Request
Print all of the data exactly.

Data extracted from a collection:
::::::::::

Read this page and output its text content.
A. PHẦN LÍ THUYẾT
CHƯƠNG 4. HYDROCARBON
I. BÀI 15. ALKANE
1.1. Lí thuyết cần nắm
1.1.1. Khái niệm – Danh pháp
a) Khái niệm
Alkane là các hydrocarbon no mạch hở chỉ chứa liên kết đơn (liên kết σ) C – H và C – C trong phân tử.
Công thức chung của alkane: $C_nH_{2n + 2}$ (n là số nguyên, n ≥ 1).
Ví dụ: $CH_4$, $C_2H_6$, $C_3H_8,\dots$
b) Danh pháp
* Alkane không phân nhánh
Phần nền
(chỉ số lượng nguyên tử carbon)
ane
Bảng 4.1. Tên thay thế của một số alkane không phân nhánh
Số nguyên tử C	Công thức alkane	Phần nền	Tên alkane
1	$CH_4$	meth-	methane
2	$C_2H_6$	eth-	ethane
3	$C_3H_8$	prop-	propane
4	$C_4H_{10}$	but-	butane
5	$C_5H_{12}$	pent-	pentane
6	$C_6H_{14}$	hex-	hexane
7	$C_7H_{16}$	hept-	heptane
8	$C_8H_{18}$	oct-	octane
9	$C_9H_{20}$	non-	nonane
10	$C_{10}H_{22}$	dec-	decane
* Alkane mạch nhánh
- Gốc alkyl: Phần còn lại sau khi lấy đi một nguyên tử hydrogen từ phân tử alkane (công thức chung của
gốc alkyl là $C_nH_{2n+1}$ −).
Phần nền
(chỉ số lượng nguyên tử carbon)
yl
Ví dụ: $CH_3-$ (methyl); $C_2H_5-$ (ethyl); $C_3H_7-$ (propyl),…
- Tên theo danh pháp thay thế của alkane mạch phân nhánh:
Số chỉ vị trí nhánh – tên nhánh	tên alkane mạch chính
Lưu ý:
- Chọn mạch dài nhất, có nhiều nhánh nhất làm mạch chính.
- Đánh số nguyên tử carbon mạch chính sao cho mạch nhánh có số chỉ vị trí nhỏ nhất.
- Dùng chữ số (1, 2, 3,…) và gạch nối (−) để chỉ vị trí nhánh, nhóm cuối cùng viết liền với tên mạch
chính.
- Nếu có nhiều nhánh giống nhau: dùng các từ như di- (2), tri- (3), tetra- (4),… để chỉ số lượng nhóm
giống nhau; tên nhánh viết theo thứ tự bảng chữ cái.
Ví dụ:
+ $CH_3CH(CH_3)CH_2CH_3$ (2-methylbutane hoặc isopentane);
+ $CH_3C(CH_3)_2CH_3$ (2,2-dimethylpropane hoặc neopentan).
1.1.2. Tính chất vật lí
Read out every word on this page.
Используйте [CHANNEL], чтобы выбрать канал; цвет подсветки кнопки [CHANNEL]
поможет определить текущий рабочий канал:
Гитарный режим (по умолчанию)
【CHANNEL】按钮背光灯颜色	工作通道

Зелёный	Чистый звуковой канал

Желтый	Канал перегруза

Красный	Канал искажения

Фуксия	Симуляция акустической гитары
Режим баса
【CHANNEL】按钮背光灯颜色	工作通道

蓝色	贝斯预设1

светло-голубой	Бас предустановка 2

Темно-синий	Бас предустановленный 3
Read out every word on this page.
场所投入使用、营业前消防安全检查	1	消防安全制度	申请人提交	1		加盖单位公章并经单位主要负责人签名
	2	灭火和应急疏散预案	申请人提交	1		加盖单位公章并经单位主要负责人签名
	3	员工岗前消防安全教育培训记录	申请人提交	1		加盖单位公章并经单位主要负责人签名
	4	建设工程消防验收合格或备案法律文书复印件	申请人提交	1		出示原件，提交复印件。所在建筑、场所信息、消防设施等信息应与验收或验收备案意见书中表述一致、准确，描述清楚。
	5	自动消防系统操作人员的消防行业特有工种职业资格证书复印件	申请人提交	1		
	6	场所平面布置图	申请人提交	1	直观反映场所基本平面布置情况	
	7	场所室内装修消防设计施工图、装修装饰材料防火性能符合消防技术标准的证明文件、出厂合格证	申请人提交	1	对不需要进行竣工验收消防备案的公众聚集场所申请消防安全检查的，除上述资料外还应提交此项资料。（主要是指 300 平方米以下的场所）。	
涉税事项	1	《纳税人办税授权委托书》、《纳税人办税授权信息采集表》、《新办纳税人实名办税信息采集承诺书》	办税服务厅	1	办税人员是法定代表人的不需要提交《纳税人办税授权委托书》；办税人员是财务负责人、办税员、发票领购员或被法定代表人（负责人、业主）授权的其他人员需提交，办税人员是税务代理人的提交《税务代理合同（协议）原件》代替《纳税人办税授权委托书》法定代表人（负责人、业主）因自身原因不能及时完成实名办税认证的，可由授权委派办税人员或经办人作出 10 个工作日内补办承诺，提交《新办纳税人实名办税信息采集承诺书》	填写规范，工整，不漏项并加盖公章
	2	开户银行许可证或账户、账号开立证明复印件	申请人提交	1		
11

::::::::::

Task output
Read this page and output its text content.
A. PHẦN LÍ THUYẾT
CHƯƠNG 4. HYDROCARBON
I. BÀI 15. ALKANE
1.1. Lí thuyết cần nắm
1.1.1. Khái niệm – Danh pháp
a) Khái niệm
Alkane là các hydrocarbon no mạch hở chỉ chứa liên kết đơn (liên kết σ) C – H và C – C trong phân tử.
Công thức chung của alkane: $C_nH_{2n + 2}$ (n là số nguyên, n ≥ 1).
Ví dụ: $CH_4$, $C_2H_6$, $C_3H_8,\dots$
b) Danh pháp
* Alkane không phân nhánh
Phần nền
(chỉ số lượng nguyên tử carbon)
ane
Bảng 4.1. Tên thay thế của một số alkane không phân nhánh
Số nguyên tử C	Công thức alkane	Phần nền	Tên alkane
1	$CH_4$	meth-	methane
2	$C_2H_6$	eth-	ethane
3	$C_3H_8$	prop-	propane
4	$C_4H_{10}$	but-	butane
5	$C_5H_{12}$	pent-	pentane
6	$C_6H_{14}$	hex-	hexane
7	$C_7H_{16}$	hept-	heptane
8	$C_8H_{18}$	oct-	octane
9	$C_9H_{20}$	non-	nonane
10	$C_{10}H_{22}$	dec-	decane
* Alkane mạch nhánh
- Gốc alkyl: Phần còn lại sau khi lấy đi một nguyên tử hydrogen từ phân tử alkane (công thức chung của
gốc alkyl là $C_nH_{2n+1}$ −).
Phần nền
(chỉ số lượng nguyên tử carbon)
yl
Ví dụ: $CH_3-$ (methyl); $C_2H_5-$ (ethyl); $C_3H_7-$ (propyl),…
- Tên theo danh pháp thay thế của alkane mạch phân nhánh:
Số chỉ vị trí nhánh – tên nhánh	tên alkane mạch chính
Lưu ý:
- Chọn mạch dài nhất, có nhiều nhánh nhất làm mạch chính.
- Đánh số nguyên tử carbon mạch chính sao cho mạch nhánh có số chỉ vị trí nhỏ nhất.
- Dùng chữ số (1, 2, 3,…) và gạch nối (−) để chỉ vị trí nhánh, nhóm cuối cùng viết liền với tên mạch
chính.
- Nếu có nhiều nhánh giống nhau: dùng các từ như di- (2), tri- (3), tetra- (4),… để chỉ số lượng nhóm
giống nhau; tên nhánh viết theo thứ tự bảng chữ cái.
Ví dụ:
+ $CH_3CH(CH_3)CH_2CH_3$ (2-methylbutane hoặc isopentane);
+ $CH_3C(CH_3)_2CH_3$ (2,2-dimethylpropane hoặc neopentan).
1.1.2. Tính chất vật lí
Read out every word on this page.
Используйте [CHANNEL], чтобы выбрать канал; цвет подсветки кнопки [CHANNEL]
поможет определить текущий рабочий канал:
Гитарный режим (по умолчанию)
【CHANNEL】按钮背光灯颜色	工作通道

Зелёный	Чистый звуковой канал

Желтый	Канал перегруза

Красный	Канал искажения

Фуксия	Симуляция акустической гитары
Режим баса
【CHANNEL】按钮背光灯颜色	工作通道

蓝色	贝斯预设1

светло-голубой	Бас предустановка 2

Темно-синий	Бас предустановленный 3
Read out every word on this page.
场所投入使用、营业前消防安全检查	1	消防安全制度	申请人提交	1		加盖单位公章并经单位主要负责人签名
	2	灭火和应急疏散预案	申请人提交	1		加盖单位公章并经单位主要负责人签名
	3	员工岗前消防安全教育培训记录	申请人提交	1		加盖单位公章并经单位主要负责人签名
	4	建设工程消防验收合格或备案法律文书复印件	申请人提交	1		出示原件，提交复印件。所在建筑、场所信息、消防设施等信息应与验收或验收备案意见书中表述一致、准确，描述清楚。
	5	自动消防系统操作人员的消防行业特有工种职业资格证书复印件	申请人提交	1		
	6	场所平面布置图	申请人提交	1	直观反映场所基本平面布置情况	
	7	场所室内装修消防设计施工图、装修装饰材料防火性能符合消防技术标准的证明文件、出厂合格证	申请人提交	1	对不需要进行竣工验收消防备案的公众聚集场所申请消防安全检查的，除上述资料外还应提交此项资料。（主要是指 300 平方米以下的场所）。	
涉税事项	1	《纳税人办税授权委托书》、《纳税人办税授权信息采集表》、《新办纳税人实名办税信息采集承诺书》	办税服务厅	1	办税人员是法定代表人的不需要提交《纳税人办税授权委托书》；办税人员是财务负责人、办税员、发票领购员或被法定代表人（负责人、业主）授权的其他人员需提交，办税人员是税务代理人的提交《税务代理合同（协议）原件》代替《纳税人办税授权委托书》法定代表人（负责人、业主）因自身原因不能及时完成实名办税认证的，可由授权委派办税人员或经办人作出 10 个工作日内补办承诺，提交《新办纳税人实名办税信息采集承诺书》	填写规范，工整，不漏项并加盖公章
	2	开户银行许可证或账户、账号开立证明复印件	申请人提交	1		
11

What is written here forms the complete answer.